Dataset items:
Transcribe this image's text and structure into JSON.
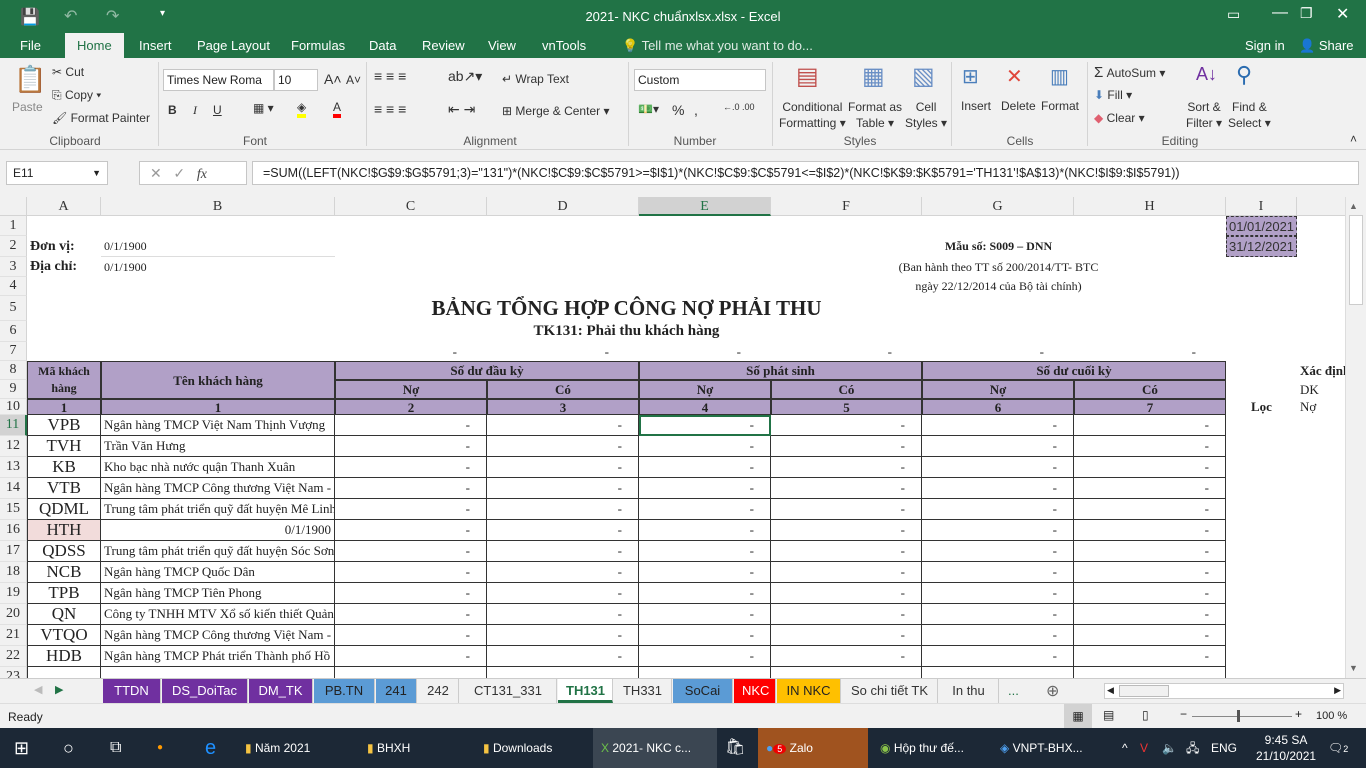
{
  "window": {
    "title": "2021- NKC chuẩnxlsx.xlsx - Excel"
  },
  "menu": {
    "tabs": [
      "File",
      "Home",
      "Insert",
      "Page Layout",
      "Formulas",
      "Data",
      "Review",
      "View",
      "vnTools"
    ],
    "tell_me": "Tell me what you want to do...",
    "sign_in": "Sign in",
    "share": "Share"
  },
  "ribbon": {
    "clipboard": {
      "paste": "Paste",
      "cut": "Cut",
      "copy": "Copy",
      "format_painter": "Format Painter",
      "label": "Clipboard"
    },
    "font": {
      "name": "Times New Roma",
      "size": "10",
      "bold": "B",
      "italic": "I",
      "underline": "U",
      "label": "Font",
      "fill_color": "#ffff00",
      "font_color": "#ff0000"
    },
    "alignment": {
      "wrap": "Wrap Text",
      "merge": "Merge & Center",
      "label": "Alignment"
    },
    "number": {
      "format": "Custom",
      "percent": "%",
      "comma": ",",
      "label": "Number"
    },
    "styles": {
      "conditional": "Conditional",
      "conditional2": "Formatting",
      "format_table": "Format as",
      "format_table2": "Table",
      "cell_styles": "Cell",
      "cell_styles2": "Styles",
      "label": "Styles"
    },
    "cells": {
      "insert": "Insert",
      "delete": "Delete",
      "format": "Format",
      "label": "Cells"
    },
    "editing": {
      "autosum": "AutoSum",
      "fill": "Fill",
      "clear": "Clear",
      "sort": "Sort &",
      "sort2": "Filter",
      "find": "Find &",
      "find2": "Select",
      "label": "Editing"
    }
  },
  "formula_bar": {
    "name_box": "E11",
    "fx": "fx",
    "formula": "=SUM((LEFT(NKC!$G$9:$G$5791;3)=\"131\")*(NKC!$C$9:$C$5791>=$I$1)*(NKC!$C$9:$C$5791<=$I$2)*(NKC!$K$9:$K$5791='TH131'!$A$13)*(NKC!$I$9:$I$5791))"
  },
  "columns": [
    "A",
    "B",
    "C",
    "D",
    "E",
    "F",
    "G",
    "H",
    "I"
  ],
  "sheet": {
    "don_vi_label": "Đơn vị:",
    "don_vi_value": "0/1/1900",
    "dia_chi_label": "Địa chỉ:",
    "dia_chi_value": "0/1/1900",
    "mau_so": "Mẫu số: S009 – DNN",
    "ban_hanh": "(Ban hành theo TT số 200/2014/TT- BTC",
    "ngay": "ngày 22/12/2014 của Bộ tài chính)",
    "title": "BẢNG TỔNG HỢP CÔNG NỢ PHẢI THU",
    "subtitle": "TK131: Phải thu khách hàng",
    "row7_values": [
      "-",
      "-",
      "-",
      "-",
      "-",
      "-"
    ],
    "date_from": "01/01/2021",
    "date_to": "31/12/2021",
    "header": {
      "ma_kh": "Mã khách hàng",
      "ten_kh": "Tên khách hàng",
      "so_du_dau": "Số dư đầu kỳ",
      "phat_sinh": "Số phát sinh",
      "so_du_cuoi": "Số dư cuối kỳ",
      "no": "Nợ",
      "co": "Có",
      "nums": [
        "1",
        "1",
        "2",
        "3",
        "4",
        "5",
        "6",
        "7"
      ],
      "loc": "Lọc",
      "xac_dinh": "Xác định",
      "dk": "DK",
      "no_j": "Nợ"
    },
    "rows": [
      {
        "ma": "VPB",
        "ten": "Ngân hàng TMCP Việt Nam Thịnh Vượng",
        "vals": [
          "-",
          "-",
          "-",
          "-",
          "-",
          "-"
        ]
      },
      {
        "ma": "TVH",
        "ten": "Trần Văn Hưng",
        "vals": [
          "-",
          "-",
          "-",
          "-",
          "-",
          "-"
        ]
      },
      {
        "ma": "KB",
        "ten": "Kho bạc nhà nước quận Thanh Xuân",
        "vals": [
          "-",
          "-",
          "-",
          "-",
          "-",
          "-"
        ]
      },
      {
        "ma": "VTB",
        "ten": "Ngân hàng TMCP Công thương Việt Nam -",
        "vals": [
          "-",
          "-",
          "-",
          "-",
          "-",
          "-"
        ]
      },
      {
        "ma": "QDML",
        "ten": "Trung tâm phát triển quỹ đất huyện Mê Linh",
        "vals": [
          "-",
          "-",
          "-",
          "-",
          "-",
          "-"
        ]
      },
      {
        "ma": "HTH",
        "ten": "0/1/1900",
        "vals": [
          "-",
          "-",
          "-",
          "-",
          "-",
          "-"
        ],
        "highlight": true
      },
      {
        "ma": "QDSS",
        "ten": "Trung tâm phát triển quỹ đất huyện Sóc Sơn",
        "vals": [
          "-",
          "-",
          "-",
          "-",
          "-",
          "-"
        ]
      },
      {
        "ma": "NCB",
        "ten": "Ngân hàng TMCP Quốc Dân",
        "vals": [
          "-",
          "-",
          "-",
          "-",
          "-",
          "-"
        ]
      },
      {
        "ma": "TPB",
        "ten": "Ngân hàng TMCP Tiên Phong",
        "vals": [
          "-",
          "-",
          "-",
          "-",
          "-",
          "-"
        ]
      },
      {
        "ma": "QN",
        "ten": "Công ty TNHH MTV Xổ số kiến thiết Quảng Ninh",
        "vals": [
          "-",
          "-",
          "-",
          "-",
          "-",
          "-"
        ]
      },
      {
        "ma": "VTQO",
        "ten": "Ngân hàng TMCP Công thương Việt Nam -",
        "vals": [
          "-",
          "-",
          "-",
          "-",
          "-",
          "-"
        ]
      },
      {
        "ma": "HDB",
        "ten": "Ngân hàng TMCP Phát triển Thành phố Hồ",
        "vals": [
          "-",
          "-",
          "-",
          "-",
          "-",
          "-"
        ]
      }
    ]
  },
  "sheet_tabs": [
    {
      "label": "TTDN",
      "color": "#7030a0"
    },
    {
      "label": "DS_DoiTac",
      "color": "#7030a0"
    },
    {
      "label": "DM_TK",
      "color": "#7030a0"
    },
    {
      "label": "PB.TN",
      "color": "#5b9bd5"
    },
    {
      "label": "241",
      "color": "#5b9bd5"
    },
    {
      "label": "242",
      "color": ""
    },
    {
      "label": "CT131_331",
      "color": ""
    },
    {
      "label": "TH131",
      "color": "",
      "active": true
    },
    {
      "label": "TH331",
      "color": ""
    },
    {
      "label": "SoCai",
      "color": "#5b9bd5"
    },
    {
      "label": "NKC",
      "color": "#ff0000"
    },
    {
      "label": "IN NKC",
      "color": "#ffc000"
    },
    {
      "label": "So chi tiết TK",
      "color": ""
    },
    {
      "label": "In thu",
      "color": ""
    }
  ],
  "status": {
    "ready": "Ready",
    "zoom": "100 %"
  },
  "taskbar": {
    "items": [
      "Năm 2021",
      "BHXH",
      "Downloads",
      "2021- NKC c...",
      "Zalo",
      "Hộp thư đế...",
      "VNPT-BHX..."
    ],
    "zalo_badge": "5",
    "lang": "ENG",
    "time": "9:45 SA",
    "date": "21/10/2021",
    "notif": "2"
  }
}
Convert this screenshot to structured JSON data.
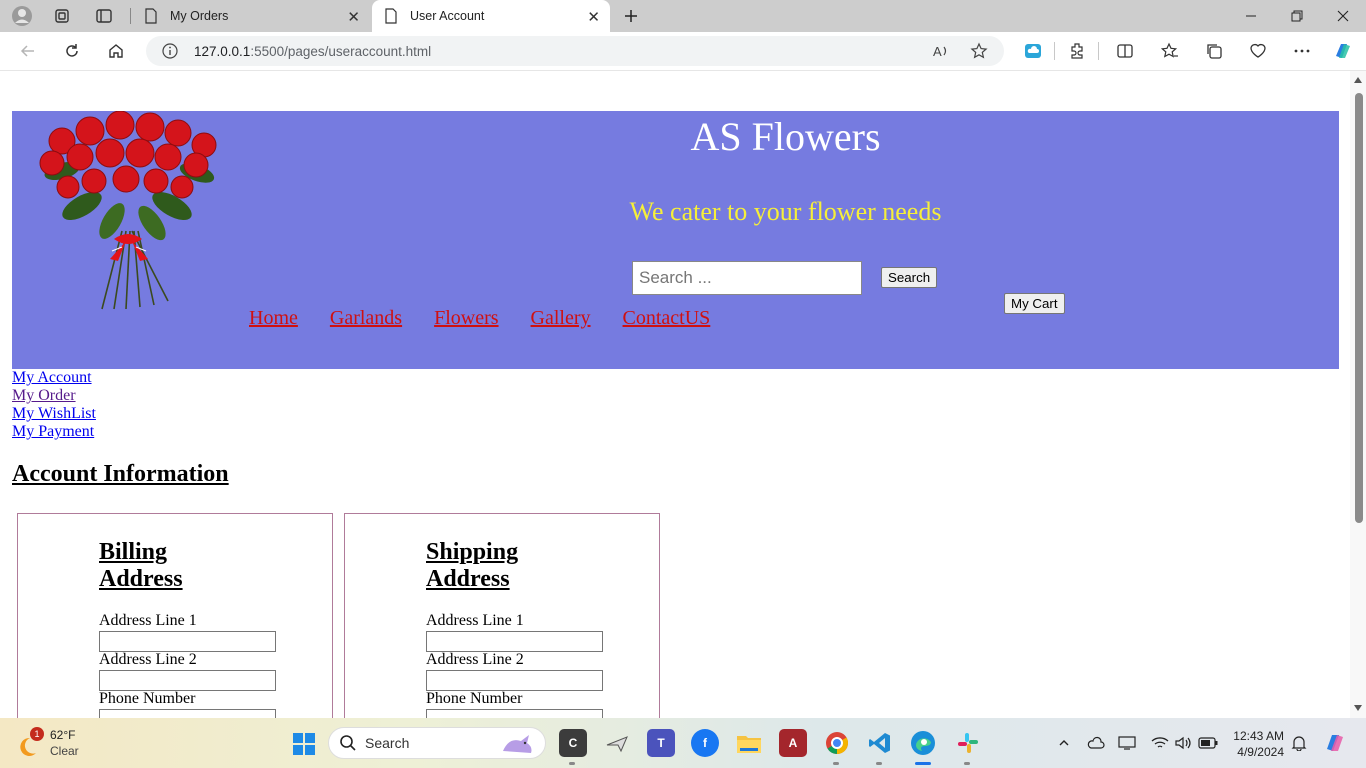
{
  "browser": {
    "tabs": [
      {
        "title": "My Orders",
        "active": false
      },
      {
        "title": "User Account",
        "active": true
      }
    ],
    "url_host": "127.0.0.1",
    "url_path": ":5500/pages/useraccount.html"
  },
  "site": {
    "title": "AS Flowers",
    "tagline": "We cater to your flower needs",
    "search_placeholder": "Search ...",
    "search_button": "Search",
    "cart_button": "My Cart",
    "menu": [
      "Home",
      "Garlands",
      "Flowers",
      "Gallery",
      "ContactUS"
    ]
  },
  "sidebar": {
    "links": [
      "My Account",
      "My Order",
      "My WishList",
      "My Payment"
    ]
  },
  "account": {
    "heading": "Account Information",
    "billing": {
      "title": "Billing Address",
      "fields": [
        "Address Line 1",
        "Address Line 2",
        "Phone Number"
      ]
    },
    "shipping": {
      "title": "Shipping Address",
      "fields": [
        "Address Line 1",
        "Address Line 2",
        "Phone Number"
      ]
    }
  },
  "taskbar": {
    "weather_temp": "62°F",
    "weather_cond": "Clear",
    "weather_badge": "1",
    "search_label": "Search",
    "time": "12:43 AM",
    "date": "4/9/2024"
  },
  "colors": {
    "hero_bg": "#767be0",
    "tagline": "#f6ef39",
    "menu_link": "#d01010"
  }
}
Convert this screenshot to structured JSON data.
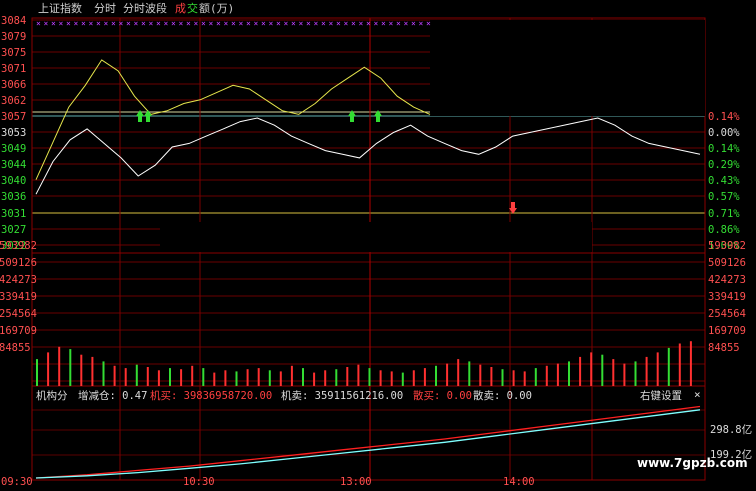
{
  "header": {
    "index_name": "上证指数",
    "tab_minute": "分时",
    "tab_wave": "分时波段",
    "vol_label_1": "成",
    "vol_label_2": "交",
    "vol_label_3": "额(万)"
  },
  "price_axis": [
    "3084",
    "3079",
    "3075",
    "3071",
    "3066",
    "3062",
    "3057",
    "3053",
    "3049",
    "3044",
    "3040",
    "3036",
    "3031",
    "3027",
    "3022"
  ],
  "pct_axis": [
    "0.14%",
    "0.00%",
    "0.14%",
    "0.29%",
    "0.43%",
    "0.57%",
    "0.71%",
    "0.86%",
    "1.00%"
  ],
  "volume_axis": [
    "593982",
    "509126",
    "424273",
    "339419",
    "254564",
    "169709",
    "84855"
  ],
  "indicator": {
    "name": "机构分",
    "change_label": "增减仓: 0.47",
    "buy_label": "机买: 39836958720.00",
    "sell_label": "机卖: 35911561216.00",
    "retail_buy_label": "散买: 0.00",
    "retail_sell_label": "散卖: 0.00",
    "right_click": "右键设置",
    "close": "×"
  },
  "lower_axis": [
    "298.8亿",
    "199.2亿"
  ],
  "time_axis": [
    "09:30",
    "10:30",
    "13:00",
    "14:00"
  ],
  "watermark": "www.7gpzb.com",
  "colors": {
    "price_up": "#ff4040",
    "price_down": "#33dd33",
    "yellow": "#e6e64c",
    "white": "#ffffff",
    "red_grid": "#8a0000",
    "cyan": "#7fffff"
  },
  "chart_data": {
    "type": "line",
    "title": "上证指数 分时",
    "x_labels": [
      "09:30",
      "10:30",
      "13:00",
      "14:00"
    ],
    "ylim": [
      3022,
      3084
    ],
    "series": [
      {
        "name": "price",
        "color": "white",
        "values": [
          3036,
          3045,
          3051,
          3054,
          3050,
          3046,
          3041,
          3044,
          3049,
          3050,
          3052,
          3054,
          3056,
          3057,
          3055,
          3052,
          3050,
          3048,
          3047,
          3046,
          3050,
          3053,
          3055,
          3052,
          3050,
          3048,
          3047,
          3049,
          3052,
          3053,
          3054,
          3055,
          3056,
          3057,
          3055,
          3052,
          3050,
          3049,
          3048,
          3047
        ]
      },
      {
        "name": "wave",
        "color": "yellow",
        "values": [
          3040,
          3050,
          3060,
          3066,
          3073,
          3070,
          3063,
          3058,
          3059,
          3061,
          3062,
          3064,
          3066,
          3065,
          3062,
          3059,
          3058,
          3061,
          3065,
          3068,
          3071,
          3068,
          3063,
          3060,
          3058
        ]
      }
    ],
    "volume": {
      "values": [
        120000,
        150000,
        175000,
        165000,
        140000,
        130000,
        110000,
        90000,
        80000,
        95000,
        85000,
        70000,
        80000,
        75000,
        90000,
        80000,
        60000,
        70000,
        65000,
        75000,
        80000,
        70000,
        65000,
        90000,
        80000,
        60000,
        70000,
        75000,
        85000,
        95000,
        80000,
        70000,
        65000,
        60000,
        70000,
        80000,
        90000,
        100000,
        120000,
        110000,
        95000,
        85000,
        75000,
        70000,
        65000,
        80000,
        90000,
        100000,
        110000,
        130000,
        150000,
        140000,
        120000,
        100000,
        110000,
        130000,
        150000,
        170000,
        190000,
        200000
      ]
    },
    "lower": {
      "series": [
        {
          "name": "机买",
          "color": "red",
          "values": [
            0,
            15,
            35,
            55,
            80,
            105,
            130,
            155,
            180,
            210,
            240,
            270,
            300,
            330
          ]
        },
        {
          "name": "机卖",
          "color": "cyan",
          "values": [
            0,
            10,
            25,
            45,
            65,
            90,
            115,
            140,
            165,
            195,
            225,
            255,
            285,
            315
          ]
        }
      ]
    }
  }
}
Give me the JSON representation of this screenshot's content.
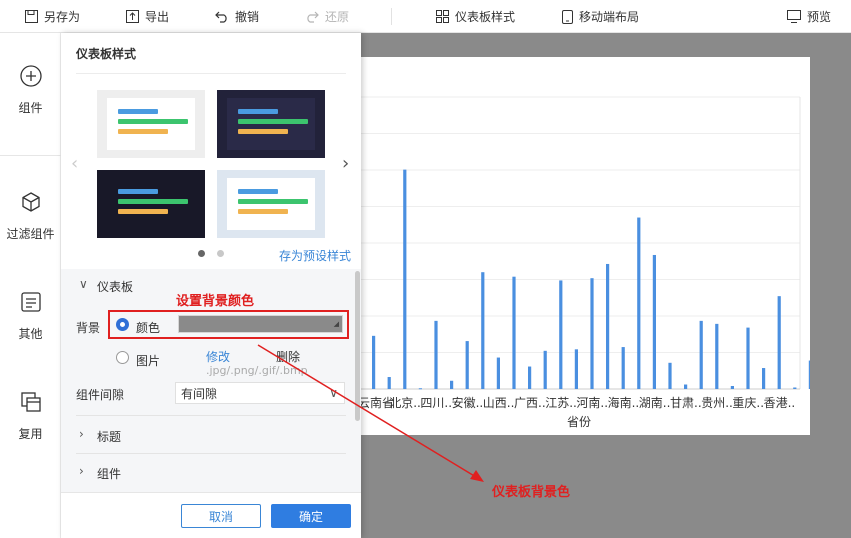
{
  "toolbar": {
    "save_as": "另存为",
    "export": "导出",
    "undo": "撤销",
    "redo": "还原",
    "dashboard_style": "仪表板样式",
    "mobile_layout": "移动端布局",
    "preview": "预览"
  },
  "sidebar": {
    "items": [
      {
        "label": "组件",
        "icon": "plus-circle-icon"
      },
      {
        "label": "过滤组件",
        "icon": "cube-icon"
      },
      {
        "label": "其他",
        "icon": "document-icon"
      },
      {
        "label": "复用",
        "icon": "copy-icon"
      }
    ]
  },
  "panel": {
    "title": "仪表板样式",
    "save_preset": "存为预设样式",
    "section_dashboard": "仪表板",
    "background_label": "背景",
    "color_option": "颜色",
    "image_option": "图片",
    "modify": "修改",
    "delete": "删除",
    "image_hint": ".jpg/.png/.gif/.bmp",
    "spacing_label": "组件间隙",
    "spacing_value": "有间隙",
    "section_title": "标题",
    "section_component": "组件",
    "cancel": "取消",
    "confirm": "确定",
    "background_color": "#8a8a8a",
    "themes": [
      {
        "name": "light-gray",
        "bg": "#eeeeee",
        "inner": "#ffffff"
      },
      {
        "name": "dark-navy",
        "bg": "#22223a",
        "inner": "#2a2a48"
      },
      {
        "name": "dark-black",
        "bg": "#181828",
        "inner": "#181828"
      },
      {
        "name": "light-blue",
        "bg": "#dde6f0",
        "inner": "#ffffff"
      }
    ]
  },
  "annotations": {
    "set_bg_color": "设置背景颜色",
    "dashboard_bg_color": "仪表板背景色"
  },
  "chart_data": {
    "type": "bar",
    "xlabel": "省份",
    "ylabel": "",
    "series_color": "#4a8fe0",
    "categories": [
      "云南省",
      "北京..",
      "四川..",
      "安徽..",
      "山西..",
      "广西..",
      "江苏..",
      "河南..",
      "海南..",
      "湖南..",
      "甘肃..",
      "贵州..",
      "重庆..",
      "香港.."
    ],
    "values": [
      71,
      16,
      293,
      1,
      91,
      11,
      64,
      156,
      42,
      150,
      30,
      51,
      145,
      53,
      148,
      167,
      56,
      229,
      179,
      35,
      6,
      91,
      87,
      4,
      82,
      28,
      124,
      2,
      38
    ],
    "ylim": [
      0,
      390
    ]
  }
}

**What this task involves**
Scan the listing above. Collect all lines with the word "active".

**Reply**
      "active": true
        "active": false
        "active": true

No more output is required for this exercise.